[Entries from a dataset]
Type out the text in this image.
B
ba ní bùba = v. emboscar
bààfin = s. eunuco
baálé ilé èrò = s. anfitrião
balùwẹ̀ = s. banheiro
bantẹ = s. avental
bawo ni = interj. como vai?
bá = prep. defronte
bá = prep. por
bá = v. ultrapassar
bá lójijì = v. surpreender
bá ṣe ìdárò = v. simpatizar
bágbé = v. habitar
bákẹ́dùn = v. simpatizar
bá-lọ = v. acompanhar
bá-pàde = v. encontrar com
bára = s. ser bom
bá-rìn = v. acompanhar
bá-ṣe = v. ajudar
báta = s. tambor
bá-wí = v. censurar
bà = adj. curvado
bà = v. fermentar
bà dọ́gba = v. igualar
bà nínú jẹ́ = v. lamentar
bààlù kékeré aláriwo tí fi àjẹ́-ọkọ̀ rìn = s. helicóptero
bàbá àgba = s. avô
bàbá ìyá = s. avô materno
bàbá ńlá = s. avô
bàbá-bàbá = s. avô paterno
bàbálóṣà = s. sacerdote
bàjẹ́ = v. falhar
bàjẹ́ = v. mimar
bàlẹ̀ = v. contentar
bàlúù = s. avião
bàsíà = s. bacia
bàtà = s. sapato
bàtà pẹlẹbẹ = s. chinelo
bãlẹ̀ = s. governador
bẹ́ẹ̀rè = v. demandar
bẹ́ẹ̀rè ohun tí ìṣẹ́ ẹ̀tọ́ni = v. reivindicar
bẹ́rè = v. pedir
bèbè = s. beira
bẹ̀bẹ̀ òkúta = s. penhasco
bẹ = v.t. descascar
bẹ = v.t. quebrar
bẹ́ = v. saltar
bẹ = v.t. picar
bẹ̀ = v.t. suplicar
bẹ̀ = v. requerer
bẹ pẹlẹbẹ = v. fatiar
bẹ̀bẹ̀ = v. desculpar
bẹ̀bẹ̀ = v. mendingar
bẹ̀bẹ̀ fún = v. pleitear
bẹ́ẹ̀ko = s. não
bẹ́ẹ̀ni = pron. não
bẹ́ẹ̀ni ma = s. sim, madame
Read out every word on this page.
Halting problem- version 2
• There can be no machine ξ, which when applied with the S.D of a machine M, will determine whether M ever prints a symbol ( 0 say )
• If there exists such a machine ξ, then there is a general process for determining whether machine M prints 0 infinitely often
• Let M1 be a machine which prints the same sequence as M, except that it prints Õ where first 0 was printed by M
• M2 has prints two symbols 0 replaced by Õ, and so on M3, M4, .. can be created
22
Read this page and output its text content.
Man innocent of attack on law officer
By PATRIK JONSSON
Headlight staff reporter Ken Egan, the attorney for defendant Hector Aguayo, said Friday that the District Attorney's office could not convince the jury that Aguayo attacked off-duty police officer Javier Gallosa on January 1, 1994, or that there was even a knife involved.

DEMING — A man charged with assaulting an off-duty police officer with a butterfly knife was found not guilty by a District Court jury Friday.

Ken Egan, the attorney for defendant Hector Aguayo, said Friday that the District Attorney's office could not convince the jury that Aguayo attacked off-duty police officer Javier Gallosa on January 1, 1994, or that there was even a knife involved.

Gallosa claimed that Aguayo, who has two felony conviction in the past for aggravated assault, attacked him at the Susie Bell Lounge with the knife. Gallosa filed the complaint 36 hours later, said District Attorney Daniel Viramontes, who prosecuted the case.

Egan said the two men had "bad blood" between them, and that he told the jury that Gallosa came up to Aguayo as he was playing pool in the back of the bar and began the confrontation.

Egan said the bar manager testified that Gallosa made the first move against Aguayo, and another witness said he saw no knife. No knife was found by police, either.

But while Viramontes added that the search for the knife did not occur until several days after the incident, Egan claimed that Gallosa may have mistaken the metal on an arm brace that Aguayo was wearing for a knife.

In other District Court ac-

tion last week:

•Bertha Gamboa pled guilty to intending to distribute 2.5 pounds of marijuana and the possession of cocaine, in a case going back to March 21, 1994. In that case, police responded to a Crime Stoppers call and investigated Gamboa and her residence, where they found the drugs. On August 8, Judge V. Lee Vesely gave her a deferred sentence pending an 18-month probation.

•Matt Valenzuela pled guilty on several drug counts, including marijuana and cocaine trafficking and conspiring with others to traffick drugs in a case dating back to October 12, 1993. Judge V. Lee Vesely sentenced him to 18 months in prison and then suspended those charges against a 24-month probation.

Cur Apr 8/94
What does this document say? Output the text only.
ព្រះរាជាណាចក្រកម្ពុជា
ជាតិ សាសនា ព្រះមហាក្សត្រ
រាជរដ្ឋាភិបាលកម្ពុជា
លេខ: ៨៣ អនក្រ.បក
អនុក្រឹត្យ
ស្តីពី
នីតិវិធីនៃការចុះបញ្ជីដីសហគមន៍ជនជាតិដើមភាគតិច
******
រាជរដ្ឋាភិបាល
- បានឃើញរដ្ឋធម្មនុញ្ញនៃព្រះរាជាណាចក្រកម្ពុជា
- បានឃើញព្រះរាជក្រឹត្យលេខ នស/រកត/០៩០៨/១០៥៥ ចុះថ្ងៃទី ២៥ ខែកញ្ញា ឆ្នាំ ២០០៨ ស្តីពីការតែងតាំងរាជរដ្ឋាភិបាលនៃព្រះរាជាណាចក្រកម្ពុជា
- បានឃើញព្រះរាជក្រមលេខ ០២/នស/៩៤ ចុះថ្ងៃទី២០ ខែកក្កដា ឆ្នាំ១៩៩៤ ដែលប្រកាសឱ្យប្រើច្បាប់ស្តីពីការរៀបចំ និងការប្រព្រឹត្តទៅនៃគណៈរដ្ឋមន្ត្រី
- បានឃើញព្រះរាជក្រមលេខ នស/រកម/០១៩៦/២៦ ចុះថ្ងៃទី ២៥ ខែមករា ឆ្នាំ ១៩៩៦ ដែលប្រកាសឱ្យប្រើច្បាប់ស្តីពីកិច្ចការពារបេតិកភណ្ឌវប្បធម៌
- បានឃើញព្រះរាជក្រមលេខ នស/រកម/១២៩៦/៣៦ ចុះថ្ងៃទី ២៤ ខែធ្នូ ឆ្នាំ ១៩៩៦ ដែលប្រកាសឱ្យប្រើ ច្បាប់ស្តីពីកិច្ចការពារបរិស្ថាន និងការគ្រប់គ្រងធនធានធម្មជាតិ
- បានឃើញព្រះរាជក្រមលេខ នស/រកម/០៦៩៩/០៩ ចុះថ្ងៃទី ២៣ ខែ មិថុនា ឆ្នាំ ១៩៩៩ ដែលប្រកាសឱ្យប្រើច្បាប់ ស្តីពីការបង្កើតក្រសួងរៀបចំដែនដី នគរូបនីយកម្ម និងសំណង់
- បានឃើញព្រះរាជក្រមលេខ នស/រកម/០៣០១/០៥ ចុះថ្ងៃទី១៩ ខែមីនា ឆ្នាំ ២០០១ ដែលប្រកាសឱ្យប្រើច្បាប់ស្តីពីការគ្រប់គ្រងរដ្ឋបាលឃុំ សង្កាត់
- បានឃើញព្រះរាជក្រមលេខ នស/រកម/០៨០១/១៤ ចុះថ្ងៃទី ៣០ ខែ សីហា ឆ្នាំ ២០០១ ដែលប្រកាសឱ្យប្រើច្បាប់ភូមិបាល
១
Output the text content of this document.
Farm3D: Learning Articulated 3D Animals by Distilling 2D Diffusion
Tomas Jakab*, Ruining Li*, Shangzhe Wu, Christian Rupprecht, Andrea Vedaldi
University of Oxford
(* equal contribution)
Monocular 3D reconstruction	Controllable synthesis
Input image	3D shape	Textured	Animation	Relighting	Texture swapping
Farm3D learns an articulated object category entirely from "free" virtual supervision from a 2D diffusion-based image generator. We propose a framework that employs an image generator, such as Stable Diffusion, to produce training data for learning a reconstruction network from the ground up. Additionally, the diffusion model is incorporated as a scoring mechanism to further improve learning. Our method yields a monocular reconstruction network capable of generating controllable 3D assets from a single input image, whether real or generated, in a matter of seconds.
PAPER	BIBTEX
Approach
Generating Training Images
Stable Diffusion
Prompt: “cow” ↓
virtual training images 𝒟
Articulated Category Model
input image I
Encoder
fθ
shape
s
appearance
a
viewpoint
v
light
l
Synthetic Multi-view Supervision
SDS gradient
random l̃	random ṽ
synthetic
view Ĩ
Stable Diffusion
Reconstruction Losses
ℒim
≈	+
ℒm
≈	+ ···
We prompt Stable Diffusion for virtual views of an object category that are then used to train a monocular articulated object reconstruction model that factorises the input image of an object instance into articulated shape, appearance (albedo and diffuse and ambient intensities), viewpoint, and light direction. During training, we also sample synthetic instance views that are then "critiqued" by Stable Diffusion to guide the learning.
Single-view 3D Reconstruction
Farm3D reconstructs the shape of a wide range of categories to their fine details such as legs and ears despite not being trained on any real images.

## Requirements
Starting with the line that contains "Output the text content of this document.", return each line through the last one of the data above, exactly as written and nothing more.

## Problem solution
Output the text content of this document.
Farm3D: Learning Articulated 3D Animals by Distilling 2D Diffusion
Tomas Jakab*, Ruining Li*, Shangzhe Wu, Christian Rupprecht, Andrea Vedaldi
University of Oxford
(* equal contribution)
Monocular 3D reconstruction	Controllable synthesis
Input image	3D shape	Textured	Animation	Relighting	Texture swapping
Farm3D learns an articulated object category entirely from "free" virtual supervision from a 2D diffusion-based image generator. We propose a framework that employs an image generator, such as Stable Diffusion, to produce training data for learning a reconstruction network from the ground up. Additionally, the diffusion model is incorporated as a scoring mechanism to further improve learning. Our method yields a monocular reconstruction network capable of generating controllable 3D assets from a single input image, whether real or generated, in a matter of seconds.
PAPER	BIBTEX
Approach
Generating Training Images
Stable Diffusion
Prompt: “cow” ↓
virtual training images 𝒟
Articulated Category Model
input image I
Encoder
fθ
shape
s
appearance
a
viewpoint
v
light
l
Synthetic Multi-view Supervision
SDS gradient
random l̃	random ṽ
synthetic
view Ĩ
Stable Diffusion
Reconstruction Losses
ℒim
≈	+
ℒm
≈	+ ···
We prompt Stable Diffusion for virtual views of an object category that are then used to train a monocular articulated object reconstruction model that factorises the input image of an object instance into articulated shape, appearance (albedo and diffuse and ambient intensities), viewpoint, and light direction. During training, we also sample synthetic instance views that are then "critiqued" by Stable Diffusion to guide the learning.
Single-view 3D Reconstruction
Farm3D reconstructs the shape of a wide range of categories to their fine details such as legs and ears despite not being trained on any real images.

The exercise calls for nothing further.